**Requirements**:
Return the lines below that carry the word "this".

※

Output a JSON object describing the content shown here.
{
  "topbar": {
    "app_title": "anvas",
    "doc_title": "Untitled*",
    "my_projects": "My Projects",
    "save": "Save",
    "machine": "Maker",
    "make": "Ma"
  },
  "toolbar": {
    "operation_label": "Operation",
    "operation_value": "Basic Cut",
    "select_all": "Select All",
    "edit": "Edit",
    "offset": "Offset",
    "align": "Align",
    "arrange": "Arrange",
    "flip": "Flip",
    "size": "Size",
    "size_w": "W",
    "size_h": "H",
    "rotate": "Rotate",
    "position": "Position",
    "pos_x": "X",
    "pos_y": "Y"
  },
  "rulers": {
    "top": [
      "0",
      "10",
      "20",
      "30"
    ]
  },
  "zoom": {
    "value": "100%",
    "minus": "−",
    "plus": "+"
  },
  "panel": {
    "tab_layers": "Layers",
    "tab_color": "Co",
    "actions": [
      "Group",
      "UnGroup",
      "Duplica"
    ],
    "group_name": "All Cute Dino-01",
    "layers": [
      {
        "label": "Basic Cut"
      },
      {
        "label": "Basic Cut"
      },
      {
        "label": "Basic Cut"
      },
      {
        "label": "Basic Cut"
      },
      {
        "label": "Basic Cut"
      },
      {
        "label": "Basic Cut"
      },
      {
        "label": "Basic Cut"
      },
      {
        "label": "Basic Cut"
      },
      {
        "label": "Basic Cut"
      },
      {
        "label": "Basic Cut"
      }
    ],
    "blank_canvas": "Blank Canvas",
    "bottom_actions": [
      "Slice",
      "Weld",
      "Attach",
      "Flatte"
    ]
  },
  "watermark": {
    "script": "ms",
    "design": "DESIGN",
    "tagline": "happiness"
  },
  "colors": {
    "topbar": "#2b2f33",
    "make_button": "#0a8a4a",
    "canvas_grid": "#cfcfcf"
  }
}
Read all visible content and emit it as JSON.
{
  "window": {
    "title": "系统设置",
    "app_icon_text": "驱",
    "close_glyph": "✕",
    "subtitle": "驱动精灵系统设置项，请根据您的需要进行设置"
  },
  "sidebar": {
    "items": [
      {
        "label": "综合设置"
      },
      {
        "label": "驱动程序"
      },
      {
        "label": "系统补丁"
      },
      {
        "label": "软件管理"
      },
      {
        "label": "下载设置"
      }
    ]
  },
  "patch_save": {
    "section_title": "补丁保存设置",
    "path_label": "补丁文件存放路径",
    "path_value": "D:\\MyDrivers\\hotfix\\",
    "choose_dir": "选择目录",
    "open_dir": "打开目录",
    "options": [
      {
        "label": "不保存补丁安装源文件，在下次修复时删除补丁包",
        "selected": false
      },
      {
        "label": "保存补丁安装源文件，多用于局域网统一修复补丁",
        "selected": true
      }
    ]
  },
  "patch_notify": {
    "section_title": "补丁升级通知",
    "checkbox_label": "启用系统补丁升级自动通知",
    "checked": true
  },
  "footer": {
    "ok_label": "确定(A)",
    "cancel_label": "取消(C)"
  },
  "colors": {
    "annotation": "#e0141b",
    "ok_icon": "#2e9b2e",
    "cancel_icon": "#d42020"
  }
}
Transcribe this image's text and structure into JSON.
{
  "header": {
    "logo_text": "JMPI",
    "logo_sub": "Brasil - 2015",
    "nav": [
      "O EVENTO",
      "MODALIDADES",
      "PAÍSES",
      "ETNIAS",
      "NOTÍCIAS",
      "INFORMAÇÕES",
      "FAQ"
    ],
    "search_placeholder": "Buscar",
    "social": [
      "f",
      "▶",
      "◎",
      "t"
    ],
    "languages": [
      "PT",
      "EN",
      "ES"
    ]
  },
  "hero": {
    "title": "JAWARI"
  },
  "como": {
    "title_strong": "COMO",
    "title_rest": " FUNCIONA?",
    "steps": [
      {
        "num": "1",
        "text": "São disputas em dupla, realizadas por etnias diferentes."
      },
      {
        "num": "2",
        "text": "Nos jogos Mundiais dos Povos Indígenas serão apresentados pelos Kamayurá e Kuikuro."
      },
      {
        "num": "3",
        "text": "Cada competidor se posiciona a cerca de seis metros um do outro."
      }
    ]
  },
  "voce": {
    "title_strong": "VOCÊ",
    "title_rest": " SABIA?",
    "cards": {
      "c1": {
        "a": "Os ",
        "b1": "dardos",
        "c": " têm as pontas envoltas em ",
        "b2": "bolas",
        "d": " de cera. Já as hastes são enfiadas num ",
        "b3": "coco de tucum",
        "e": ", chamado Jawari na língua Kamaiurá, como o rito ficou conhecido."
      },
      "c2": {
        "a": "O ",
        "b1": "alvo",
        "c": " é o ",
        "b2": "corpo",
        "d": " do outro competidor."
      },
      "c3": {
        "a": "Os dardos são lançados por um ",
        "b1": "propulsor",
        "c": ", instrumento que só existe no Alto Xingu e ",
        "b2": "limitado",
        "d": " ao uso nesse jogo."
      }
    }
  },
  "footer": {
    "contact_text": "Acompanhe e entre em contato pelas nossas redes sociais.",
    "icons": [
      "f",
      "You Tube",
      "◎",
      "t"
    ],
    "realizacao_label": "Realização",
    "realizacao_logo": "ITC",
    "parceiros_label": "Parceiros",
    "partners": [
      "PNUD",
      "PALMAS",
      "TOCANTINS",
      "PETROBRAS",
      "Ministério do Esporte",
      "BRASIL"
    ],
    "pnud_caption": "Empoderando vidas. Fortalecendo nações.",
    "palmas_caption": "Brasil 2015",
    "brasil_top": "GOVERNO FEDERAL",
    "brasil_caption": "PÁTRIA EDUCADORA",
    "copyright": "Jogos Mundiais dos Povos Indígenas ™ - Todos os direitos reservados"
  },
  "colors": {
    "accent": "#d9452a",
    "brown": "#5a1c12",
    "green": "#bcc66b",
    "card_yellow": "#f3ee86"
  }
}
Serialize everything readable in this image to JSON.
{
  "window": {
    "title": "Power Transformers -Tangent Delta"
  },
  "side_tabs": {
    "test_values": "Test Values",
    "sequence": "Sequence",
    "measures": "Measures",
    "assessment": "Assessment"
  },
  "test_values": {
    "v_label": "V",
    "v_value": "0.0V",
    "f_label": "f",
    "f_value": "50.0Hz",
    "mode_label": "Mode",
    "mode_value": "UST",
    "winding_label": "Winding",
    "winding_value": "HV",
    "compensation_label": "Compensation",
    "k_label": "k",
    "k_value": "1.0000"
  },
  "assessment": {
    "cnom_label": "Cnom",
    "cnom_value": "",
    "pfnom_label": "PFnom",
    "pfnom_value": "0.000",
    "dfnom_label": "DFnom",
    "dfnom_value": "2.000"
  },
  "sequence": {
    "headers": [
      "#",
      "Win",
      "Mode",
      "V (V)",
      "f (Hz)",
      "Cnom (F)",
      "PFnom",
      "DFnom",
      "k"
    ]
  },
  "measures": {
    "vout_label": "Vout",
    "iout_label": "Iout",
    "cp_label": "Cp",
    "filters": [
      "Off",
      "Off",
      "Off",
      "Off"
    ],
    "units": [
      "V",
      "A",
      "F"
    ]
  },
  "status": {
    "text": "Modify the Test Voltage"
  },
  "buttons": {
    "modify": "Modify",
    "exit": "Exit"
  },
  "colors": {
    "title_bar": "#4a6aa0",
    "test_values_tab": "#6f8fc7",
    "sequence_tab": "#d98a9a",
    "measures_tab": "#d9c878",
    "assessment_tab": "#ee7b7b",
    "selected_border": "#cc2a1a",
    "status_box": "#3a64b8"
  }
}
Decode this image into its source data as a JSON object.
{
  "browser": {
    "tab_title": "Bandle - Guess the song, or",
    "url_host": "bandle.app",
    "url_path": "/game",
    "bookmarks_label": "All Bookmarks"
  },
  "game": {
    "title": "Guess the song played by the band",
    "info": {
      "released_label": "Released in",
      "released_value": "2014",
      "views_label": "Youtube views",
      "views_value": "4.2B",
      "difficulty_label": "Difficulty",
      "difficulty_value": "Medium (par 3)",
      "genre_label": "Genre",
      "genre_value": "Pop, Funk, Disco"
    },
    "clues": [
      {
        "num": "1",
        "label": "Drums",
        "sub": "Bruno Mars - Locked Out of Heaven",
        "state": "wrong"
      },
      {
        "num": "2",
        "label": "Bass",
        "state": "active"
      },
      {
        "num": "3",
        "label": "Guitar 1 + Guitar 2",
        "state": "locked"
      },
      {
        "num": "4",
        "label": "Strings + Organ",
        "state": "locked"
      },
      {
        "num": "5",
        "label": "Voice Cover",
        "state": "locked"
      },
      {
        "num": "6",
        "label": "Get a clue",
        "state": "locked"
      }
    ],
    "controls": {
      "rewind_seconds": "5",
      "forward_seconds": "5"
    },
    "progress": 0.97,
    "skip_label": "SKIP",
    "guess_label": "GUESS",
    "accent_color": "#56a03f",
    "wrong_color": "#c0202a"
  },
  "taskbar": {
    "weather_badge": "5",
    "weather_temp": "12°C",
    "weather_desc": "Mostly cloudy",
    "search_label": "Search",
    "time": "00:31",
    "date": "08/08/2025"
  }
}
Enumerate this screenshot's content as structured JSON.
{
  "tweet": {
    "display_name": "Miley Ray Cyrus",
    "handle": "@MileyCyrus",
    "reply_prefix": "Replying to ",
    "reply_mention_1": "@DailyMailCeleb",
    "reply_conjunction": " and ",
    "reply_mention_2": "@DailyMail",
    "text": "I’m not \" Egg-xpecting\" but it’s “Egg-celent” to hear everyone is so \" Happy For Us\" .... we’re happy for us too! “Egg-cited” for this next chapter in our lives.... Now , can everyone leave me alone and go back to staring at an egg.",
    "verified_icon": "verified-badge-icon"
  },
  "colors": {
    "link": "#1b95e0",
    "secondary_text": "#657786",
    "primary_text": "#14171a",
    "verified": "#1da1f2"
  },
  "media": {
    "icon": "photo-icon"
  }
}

※

**Finished exercise**:
Transcribe this image's text and structure into JSON.
Serialize everything readable in this image to JSON.
Decode this image into its source data as a JSON object.
Enumerate this screenshot's content as structured JSON.
    "text": "I’m not \" Egg-xpecting\" but it’s “Egg-celent” to hear everyone is so \" Happy For Us\" .... we’re happy for us too! “Egg-cited” for this next chapter in our lives.... Now , can everyone leave me alone and go back to staring at an egg.",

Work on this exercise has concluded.